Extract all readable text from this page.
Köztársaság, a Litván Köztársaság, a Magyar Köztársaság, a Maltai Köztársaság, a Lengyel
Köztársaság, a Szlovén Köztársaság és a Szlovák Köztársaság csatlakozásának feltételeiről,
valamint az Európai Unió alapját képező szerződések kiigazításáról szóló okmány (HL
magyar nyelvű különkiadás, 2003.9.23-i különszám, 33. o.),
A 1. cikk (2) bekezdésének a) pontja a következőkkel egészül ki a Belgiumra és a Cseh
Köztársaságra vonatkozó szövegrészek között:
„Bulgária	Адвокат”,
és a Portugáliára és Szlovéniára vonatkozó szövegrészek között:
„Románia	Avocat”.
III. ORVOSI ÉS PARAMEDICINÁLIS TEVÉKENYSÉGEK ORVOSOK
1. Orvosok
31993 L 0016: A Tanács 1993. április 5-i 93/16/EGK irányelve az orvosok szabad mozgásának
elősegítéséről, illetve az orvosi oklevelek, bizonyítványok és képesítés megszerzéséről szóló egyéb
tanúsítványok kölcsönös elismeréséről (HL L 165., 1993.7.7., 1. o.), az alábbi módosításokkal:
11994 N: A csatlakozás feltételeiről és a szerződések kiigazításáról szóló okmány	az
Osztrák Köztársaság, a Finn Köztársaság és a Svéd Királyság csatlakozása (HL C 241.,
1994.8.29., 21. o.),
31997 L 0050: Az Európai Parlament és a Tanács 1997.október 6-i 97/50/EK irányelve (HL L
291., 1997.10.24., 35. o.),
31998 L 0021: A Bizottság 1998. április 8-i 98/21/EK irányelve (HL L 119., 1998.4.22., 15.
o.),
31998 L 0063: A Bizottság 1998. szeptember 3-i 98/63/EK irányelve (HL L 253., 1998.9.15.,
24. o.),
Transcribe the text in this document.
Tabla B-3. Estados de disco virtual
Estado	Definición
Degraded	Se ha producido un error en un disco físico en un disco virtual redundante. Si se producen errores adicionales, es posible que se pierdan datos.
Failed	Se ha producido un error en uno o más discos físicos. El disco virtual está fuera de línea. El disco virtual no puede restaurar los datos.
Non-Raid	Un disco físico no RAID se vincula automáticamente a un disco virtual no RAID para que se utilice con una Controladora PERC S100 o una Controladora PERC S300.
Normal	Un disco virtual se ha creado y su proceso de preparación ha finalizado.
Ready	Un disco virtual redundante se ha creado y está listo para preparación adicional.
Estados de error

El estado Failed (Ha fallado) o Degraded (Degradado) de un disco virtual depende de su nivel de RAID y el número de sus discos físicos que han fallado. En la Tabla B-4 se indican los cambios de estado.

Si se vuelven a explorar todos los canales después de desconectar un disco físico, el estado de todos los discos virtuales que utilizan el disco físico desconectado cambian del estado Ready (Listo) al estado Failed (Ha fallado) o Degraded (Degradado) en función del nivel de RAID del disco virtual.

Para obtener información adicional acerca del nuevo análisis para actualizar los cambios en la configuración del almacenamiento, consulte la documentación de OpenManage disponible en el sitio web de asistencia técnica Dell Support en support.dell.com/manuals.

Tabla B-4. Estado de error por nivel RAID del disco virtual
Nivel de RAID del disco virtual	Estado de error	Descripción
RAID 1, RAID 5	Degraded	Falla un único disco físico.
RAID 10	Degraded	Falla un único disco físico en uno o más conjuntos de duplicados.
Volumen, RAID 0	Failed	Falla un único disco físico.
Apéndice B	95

- - -

Work instructions: Reproduce all data above, unchanged.

Answer to the exercise:
Extract all readable text from this page.
Köztársaság, a Litván Köztársaság, a Magyar Köztársaság, a Maltai Köztársaság, a Lengyel
Köztársaság, a Szlovén Köztársaság és a Szlovák Köztársaság csatlakozásának feltételeiről,
valamint az Európai Unió alapját képező szerződések kiigazításáról szóló okmány (HL
magyar nyelvű különkiadás, 2003.9.23-i különszám, 33. o.),
A 1. cikk (2) bekezdésének a) pontja a következőkkel egészül ki a Belgiumra és a Cseh
Köztársaságra vonatkozó szövegrészek között:
„Bulgária	Адвокат”,
és a Portugáliára és Szlovéniára vonatkozó szövegrészek között:
„Románia	Avocat”.
III. ORVOSI ÉS PARAMEDICINÁLIS TEVÉKENYSÉGEK ORVOSOK
1. Orvosok
31993 L 0016: A Tanács 1993. április 5-i 93/16/EGK irányelve az orvosok szabad mozgásának
elősegítéséről, illetve az orvosi oklevelek, bizonyítványok és képesítés megszerzéséről szóló egyéb
tanúsítványok kölcsönös elismeréséről (HL L 165., 1993.7.7., 1. o.), az alábbi módosításokkal:
11994 N: A csatlakozás feltételeiről és a szerződések kiigazításáról szóló okmány	az
Osztrák Köztársaság, a Finn Köztársaság és a Svéd Királyság csatlakozása (HL C 241.,
1994.8.29., 21. o.),
31997 L 0050: Az Európai Parlament és a Tanács 1997.október 6-i 97/50/EK irányelve (HL L
291., 1997.10.24., 35. o.),
31998 L 0021: A Bizottság 1998. április 8-i 98/21/EK irányelve (HL L 119., 1998.4.22., 15.
o.),
31998 L 0063: A Bizottság 1998. szeptember 3-i 98/63/EK irányelve (HL L 253., 1998.9.15.,
24. o.),
Transcribe the text in this document.
Tabla B-3. Estados de disco virtual
Estado	Definición
Degraded	Se ha producido un error en un disco físico en un disco virtual redundante. Si se producen errores adicionales, es posible que se pierdan datos.
Failed	Se ha producido un error en uno o más discos físicos. El disco virtual está fuera de línea. El disco virtual no puede restaurar los datos.
Non-Raid	Un disco físico no RAID se vincula automáticamente a un disco virtual no RAID para que se utilice con una Controladora PERC S100 o una Controladora PERC S300.
Normal	Un disco virtual se ha creado y su proceso de preparación ha finalizado.
Ready	Un disco virtual redundante se ha creado y está listo para preparación adicional.
Estados de error

El estado Failed (Ha fallado) o Degraded (Degradado) de un disco virtual depende de su nivel de RAID y el número de sus discos físicos que han fallado. En la Tabla B-4 se indican los cambios de estado.

Si se vuelven a explorar todos los canales después de desconectar un disco físico, el estado de todos los discos virtuales que utilizan el disco físico desconectado cambian del estado Ready (Listo) al estado Failed (Ha fallado) o Degraded (Degradado) en función del nivel de RAID del disco virtual.

Para obtener información adicional acerca del nuevo análisis para actualizar los cambios en la configuración del almacenamiento, consulte la documentación de OpenManage disponible en el sitio web de asistencia técnica Dell Support en support.dell.com/manuals.

Tabla B-4. Estado de error por nivel RAID del disco virtual
Nivel de RAID del disco virtual	Estado de error	Descripción
RAID 1, RAID 5	Degraded	Falla un único disco físico.
RAID 10	Degraded	Falla un único disco físico en uno o más conjuntos de duplicados.
Volumen, RAID 0	Failed	Falla un único disco físico.
Apéndice B	95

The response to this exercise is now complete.